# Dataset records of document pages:
-----
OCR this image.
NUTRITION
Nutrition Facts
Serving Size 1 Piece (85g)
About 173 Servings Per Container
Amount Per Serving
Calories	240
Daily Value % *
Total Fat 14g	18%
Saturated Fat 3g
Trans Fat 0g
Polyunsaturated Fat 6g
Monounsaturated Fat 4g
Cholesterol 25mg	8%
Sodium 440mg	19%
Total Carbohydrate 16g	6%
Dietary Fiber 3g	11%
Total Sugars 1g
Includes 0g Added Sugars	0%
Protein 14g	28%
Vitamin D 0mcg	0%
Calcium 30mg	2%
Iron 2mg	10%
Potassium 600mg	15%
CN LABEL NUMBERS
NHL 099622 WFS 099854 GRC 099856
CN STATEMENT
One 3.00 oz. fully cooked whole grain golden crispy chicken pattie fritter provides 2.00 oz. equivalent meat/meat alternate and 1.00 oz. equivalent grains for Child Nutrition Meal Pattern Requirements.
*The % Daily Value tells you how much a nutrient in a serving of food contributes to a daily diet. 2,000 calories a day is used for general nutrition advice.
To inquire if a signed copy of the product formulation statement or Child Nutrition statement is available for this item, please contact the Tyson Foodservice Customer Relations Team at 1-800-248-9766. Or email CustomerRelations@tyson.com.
-----
# TASK DIRECTIONS:
Read the entries and show each line that mentions "Total".

# RESPONSE:
Total Fat 14g	18%
Total Carbohydrate 16g	6%
Total Sugars 1g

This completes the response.